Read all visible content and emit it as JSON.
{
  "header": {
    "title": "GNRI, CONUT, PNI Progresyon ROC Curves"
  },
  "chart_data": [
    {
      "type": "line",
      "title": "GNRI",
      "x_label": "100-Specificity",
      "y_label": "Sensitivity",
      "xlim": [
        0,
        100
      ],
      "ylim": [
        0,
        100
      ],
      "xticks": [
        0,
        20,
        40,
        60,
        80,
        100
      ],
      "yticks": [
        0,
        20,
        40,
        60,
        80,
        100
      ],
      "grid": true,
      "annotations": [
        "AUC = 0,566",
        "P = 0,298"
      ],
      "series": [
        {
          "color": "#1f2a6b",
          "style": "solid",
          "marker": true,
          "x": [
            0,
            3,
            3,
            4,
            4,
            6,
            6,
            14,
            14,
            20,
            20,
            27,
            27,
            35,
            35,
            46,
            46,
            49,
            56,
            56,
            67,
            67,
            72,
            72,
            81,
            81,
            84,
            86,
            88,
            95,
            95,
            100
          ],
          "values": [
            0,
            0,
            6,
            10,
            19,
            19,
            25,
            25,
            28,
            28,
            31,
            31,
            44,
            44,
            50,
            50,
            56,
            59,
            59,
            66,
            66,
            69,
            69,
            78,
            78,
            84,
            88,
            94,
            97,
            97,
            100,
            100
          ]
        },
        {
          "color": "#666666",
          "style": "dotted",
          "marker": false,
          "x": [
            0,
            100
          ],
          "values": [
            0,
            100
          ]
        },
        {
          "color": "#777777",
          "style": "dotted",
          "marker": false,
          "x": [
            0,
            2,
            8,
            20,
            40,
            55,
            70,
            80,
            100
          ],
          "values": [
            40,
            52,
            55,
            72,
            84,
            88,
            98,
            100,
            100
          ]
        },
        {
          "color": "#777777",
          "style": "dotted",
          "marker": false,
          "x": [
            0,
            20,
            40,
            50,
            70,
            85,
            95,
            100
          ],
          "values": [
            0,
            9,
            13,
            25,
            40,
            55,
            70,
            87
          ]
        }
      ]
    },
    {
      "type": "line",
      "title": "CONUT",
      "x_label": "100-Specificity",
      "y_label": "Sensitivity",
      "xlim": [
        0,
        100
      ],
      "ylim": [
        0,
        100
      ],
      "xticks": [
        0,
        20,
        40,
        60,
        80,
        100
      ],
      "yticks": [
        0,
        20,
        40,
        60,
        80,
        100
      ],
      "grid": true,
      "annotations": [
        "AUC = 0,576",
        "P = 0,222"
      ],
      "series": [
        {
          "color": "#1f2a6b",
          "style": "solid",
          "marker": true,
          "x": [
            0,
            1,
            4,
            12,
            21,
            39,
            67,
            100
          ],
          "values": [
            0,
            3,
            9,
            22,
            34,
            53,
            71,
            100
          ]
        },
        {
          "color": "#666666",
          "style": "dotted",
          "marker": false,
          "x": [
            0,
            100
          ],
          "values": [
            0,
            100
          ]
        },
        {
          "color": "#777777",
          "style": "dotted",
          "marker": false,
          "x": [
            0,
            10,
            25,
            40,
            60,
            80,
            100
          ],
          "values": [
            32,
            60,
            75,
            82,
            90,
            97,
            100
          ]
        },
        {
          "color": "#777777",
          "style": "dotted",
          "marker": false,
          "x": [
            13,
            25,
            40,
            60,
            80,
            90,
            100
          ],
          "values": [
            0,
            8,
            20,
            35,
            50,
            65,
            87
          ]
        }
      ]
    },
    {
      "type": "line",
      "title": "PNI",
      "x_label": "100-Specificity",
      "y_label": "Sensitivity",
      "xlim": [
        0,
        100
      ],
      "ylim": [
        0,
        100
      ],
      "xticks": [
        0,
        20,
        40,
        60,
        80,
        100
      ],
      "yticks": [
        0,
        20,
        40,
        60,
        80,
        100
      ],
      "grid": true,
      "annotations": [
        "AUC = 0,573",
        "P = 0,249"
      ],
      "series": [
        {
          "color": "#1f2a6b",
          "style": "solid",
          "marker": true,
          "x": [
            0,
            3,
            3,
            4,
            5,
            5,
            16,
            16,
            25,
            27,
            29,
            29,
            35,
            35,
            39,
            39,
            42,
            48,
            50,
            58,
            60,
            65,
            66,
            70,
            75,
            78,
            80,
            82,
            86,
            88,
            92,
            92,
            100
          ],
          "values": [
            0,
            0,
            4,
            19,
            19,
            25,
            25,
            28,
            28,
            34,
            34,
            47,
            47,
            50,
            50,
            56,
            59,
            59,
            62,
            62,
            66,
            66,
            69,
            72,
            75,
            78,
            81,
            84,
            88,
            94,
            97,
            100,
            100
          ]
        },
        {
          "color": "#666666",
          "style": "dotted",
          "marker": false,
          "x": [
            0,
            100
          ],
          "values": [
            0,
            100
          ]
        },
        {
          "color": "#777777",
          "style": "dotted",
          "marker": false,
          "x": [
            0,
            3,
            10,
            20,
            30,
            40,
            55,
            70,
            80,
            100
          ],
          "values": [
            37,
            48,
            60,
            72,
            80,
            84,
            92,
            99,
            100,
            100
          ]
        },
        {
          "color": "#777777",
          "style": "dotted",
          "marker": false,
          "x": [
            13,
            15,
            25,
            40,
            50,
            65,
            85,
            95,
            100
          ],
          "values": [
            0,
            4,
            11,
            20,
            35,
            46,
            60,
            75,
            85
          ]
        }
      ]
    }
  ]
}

Goal: Reproduce the full set of records precisely.

Answer below:
Read all visible content and emit it as JSON.
{
  "header": {
    "title": "GNRI, CONUT, PNI Progresyon ROC Curves"
  },
  "chart_data": [
    {
      "type": "line",
      "title": "GNRI",
      "x_label": "100-Specificity",
      "y_label": "Sensitivity",
      "xlim": [
        0,
        100
      ],
      "ylim": [
        0,
        100
      ],
      "xticks": [
        0,
        20,
        40,
        60,
        80,
        100
      ],
      "yticks": [
        0,
        20,
        40,
        60,
        80,
        100
      ],
      "grid": true,
      "annotations": [
        "AUC = 0,566",
        "P = 0,298"
      ],
      "series": [
        {
          "color": "#1f2a6b",
          "style": "solid",
          "marker": true,
          "x": [
            0,
            3,
            3,
            4,
            4,
            6,
            6,
            14,
            14,
            20,
            20,
            27,
            27,
            35,
            35,
            46,
            46,
            49,
            56,
            56,
            67,
            67,
            72,
            72,
            81,
            81,
            84,
            86,
            88,
            95,
            95,
            100
          ],
          "values": [
            0,
            0,
            6,
            10,
            19,
            19,
            25,
            25,
            28,
            28,
            31,
            31,
            44,
            44,
            50,
            50,
            56,
            59,
            59,
            66,
            66,
            69,
            69,
            78,
            78,
            84,
            88,
            94,
            97,
            97,
            100,
            100
          ]
        },
        {
          "color": "#666666",
          "style": "dotted",
          "marker": false,
          "x": [
            0,
            100
          ],
          "values": [
            0,
            100
          ]
        },
        {
          "color": "#777777",
          "style": "dotted",
          "marker": false,
          "x": [
            0,
            2,
            8,
            20,
            40,
            55,
            70,
            80,
            100
          ],
          "values": [
            40,
            52,
            55,
            72,
            84,
            88,
            98,
            100,
            100
          ]
        },
        {
          "color": "#777777",
          "style": "dotted",
          "marker": false,
          "x": [
            0,
            20,
            40,
            50,
            70,
            85,
            95,
            100
          ],
          "values": [
            0,
            9,
            13,
            25,
            40,
            55,
            70,
            87
          ]
        }
      ]
    },
    {
      "type": "line",
      "title": "CONUT",
      "x_label": "100-Specificity",
      "y_label": "Sensitivity",
      "xlim": [
        0,
        100
      ],
      "ylim": [
        0,
        100
      ],
      "xticks": [
        0,
        20,
        40,
        60,
        80,
        100
      ],
      "yticks": [
        0,
        20,
        40,
        60,
        80,
        100
      ],
      "grid": true,
      "annotations": [
        "AUC = 0,576",
        "P = 0,222"
      ],
      "series": [
        {
          "color": "#1f2a6b",
          "style": "solid",
          "marker": true,
          "x": [
            0,
            1,
            4,
            12,
            21,
            39,
            67,
            100
          ],
          "values": [
            0,
            3,
            9,
            22,
            34,
            53,
            71,
            100
          ]
        },
        {
          "color": "#666666",
          "style": "dotted",
          "marker": false,
          "x": [
            0,
            100
          ],
          "values": [
            0,
            100
          ]
        },
        {
          "color": "#777777",
          "style": "dotted",
          "marker": false,
          "x": [
            0,
            10,
            25,
            40,
            60,
            80,
            100
          ],
          "values": [
            32,
            60,
            75,
            82,
            90,
            97,
            100
          ]
        },
        {
          "color": "#777777",
          "style": "dotted",
          "marker": false,
          "x": [
            13,
            25,
            40,
            60,
            80,
            90,
            100
          ],
          "values": [
            0,
            8,
            20,
            35,
            50,
            65,
            87
          ]
        }
      ]
    },
    {
      "type": "line",
      "title": "PNI",
      "x_label": "100-Specificity",
      "y_label": "Sensitivity",
      "xlim": [
        0,
        100
      ],
      "ylim": [
        0,
        100
      ],
      "xticks": [
        0,
        20,
        40,
        60,
        80,
        100
      ],
      "yticks": [
        0,
        20,
        40,
        60,
        80,
        100
      ],
      "grid": true,
      "annotations": [
        "AUC = 0,573",
        "P = 0,249"
      ],
      "series": [
        {
          "color": "#1f2a6b",
          "style": "solid",
          "marker": true,
          "x": [
            0,
            3,
            3,
            4,
            5,
            5,
            16,
            16,
            25,
            27,
            29,
            29,
            35,
            35,
            39,
            39,
            42,
            48,
            50,
            58,
            60,
            65,
            66,
            70,
            75,
            78,
            80,
            82,
            86,
            88,
            92,
            92,
            100
          ],
          "values": [
            0,
            0,
            4,
            19,
            19,
            25,
            25,
            28,
            28,
            34,
            34,
            47,
            47,
            50,
            50,
            56,
            59,
            59,
            62,
            62,
            66,
            66,
            69,
            72,
            75,
            78,
            81,
            84,
            88,
            94,
            97,
            100,
            100
          ]
        },
        {
          "color": "#666666",
          "style": "dotted",
          "marker": false,
          "x": [
            0,
            100
          ],
          "values": [
            0,
            100
          ]
        },
        {
          "color": "#777777",
          "style": "dotted",
          "marker": false,
          "x": [
            0,
            3,
            10,
            20,
            30,
            40,
            55,
            70,
            80,
            100
          ],
          "values": [
            37,
            48,
            60,
            72,
            80,
            84,
            92,
            99,
            100,
            100
          ]
        },
        {
          "color": "#777777",
          "style": "dotted",
          "marker": false,
          "x": [
            13,
            15,
            25,
            40,
            50,
            65,
            85,
            95,
            100
          ],
          "values": [
            0,
            4,
            11,
            20,
            35,
            46,
            60,
            75,
            85
          ]
        }
      ]
    }
  ]
}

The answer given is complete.